* EXERCISE TASK
The listing below should be copied in full, word for word.

* DATA ENTRIES
■ ■ ■ ■ ■ ■ ■

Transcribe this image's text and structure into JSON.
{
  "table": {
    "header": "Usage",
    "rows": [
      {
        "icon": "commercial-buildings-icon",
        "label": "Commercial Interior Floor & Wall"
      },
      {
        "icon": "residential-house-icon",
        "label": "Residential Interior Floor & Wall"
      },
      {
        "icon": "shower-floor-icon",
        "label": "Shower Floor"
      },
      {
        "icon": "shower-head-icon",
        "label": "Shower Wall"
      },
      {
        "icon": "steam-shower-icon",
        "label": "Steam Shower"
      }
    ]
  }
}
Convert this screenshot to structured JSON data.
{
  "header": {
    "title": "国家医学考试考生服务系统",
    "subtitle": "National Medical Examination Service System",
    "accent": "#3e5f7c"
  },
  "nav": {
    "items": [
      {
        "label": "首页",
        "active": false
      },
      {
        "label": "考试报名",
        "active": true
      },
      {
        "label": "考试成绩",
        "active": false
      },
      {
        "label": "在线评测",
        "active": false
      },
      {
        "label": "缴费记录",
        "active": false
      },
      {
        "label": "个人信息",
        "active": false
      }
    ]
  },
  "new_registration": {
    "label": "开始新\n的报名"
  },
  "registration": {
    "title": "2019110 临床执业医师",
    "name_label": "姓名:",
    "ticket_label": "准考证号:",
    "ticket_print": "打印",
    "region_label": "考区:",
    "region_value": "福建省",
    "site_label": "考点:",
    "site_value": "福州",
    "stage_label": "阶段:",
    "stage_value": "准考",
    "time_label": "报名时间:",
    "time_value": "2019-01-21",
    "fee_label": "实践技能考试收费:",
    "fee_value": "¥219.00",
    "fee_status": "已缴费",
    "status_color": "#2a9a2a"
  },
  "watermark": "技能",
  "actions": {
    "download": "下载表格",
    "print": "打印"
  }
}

■ ■ ■ ■ ■ ■ ■

* EXPECTED ANSWER
Transcribe this image's text and structure into JSON.
{
  "table": {
    "header": "Usage",
    "rows": [
      {
        "icon": "commercial-buildings-icon",
        "label": "Commercial Interior Floor & Wall"
      },
      {
        "icon": "residential-house-icon",
        "label": "Residential Interior Floor & Wall"
      },
      {
        "icon": "shower-floor-icon",
        "label": "Shower Floor"
      },
      {
        "icon": "shower-head-icon",
        "label": "Shower Wall"
      },
      {
        "icon": "steam-shower-icon",
        "label": "Steam Shower"
      }
    ]
  }
}
Convert this screenshot to structured JSON data.
{
  "header": {
    "title": "国家医学考试考生服务系统",
    "subtitle": "National Medical Examination Service System",
    "accent": "#3e5f7c"
  },
  "nav": {
    "items": [
      {
        "label": "首页",
        "active": false
      },
      {
        "label": "考试报名",
        "active": true
      },
      {
        "label": "考试成绩",
        "active": false
      },
      {
        "label": "在线评测",
        "active": false
      },
      {
        "label": "缴费记录",
        "active": false
      },
      {
        "label": "个人信息",
        "active": false
      }
    ]
  },
  "new_registration": {
    "label": "开始新\n的报名"
  },
  "registration": {
    "title": "2019110 临床执业医师",
    "name_label": "姓名:",
    "ticket_label": "准考证号:",
    "ticket_print": "打印",
    "region_label": "考区:",
    "region_value": "福建省",
    "site_label": "考点:",
    "site_value": "福州",
    "stage_label": "阶段:",
    "stage_value": "准考",
    "time_label": "报名时间:",
    "time_value": "2019-01-21",
    "fee_label": "实践技能考试收费:",
    "fee_value": "¥219.00",
    "fee_status": "已缴费",
    "status_color": "#2a9a2a"
  },
  "watermark": "技能",
  "actions": {
    "download": "下载表格",
    "print": "打印"
  }
}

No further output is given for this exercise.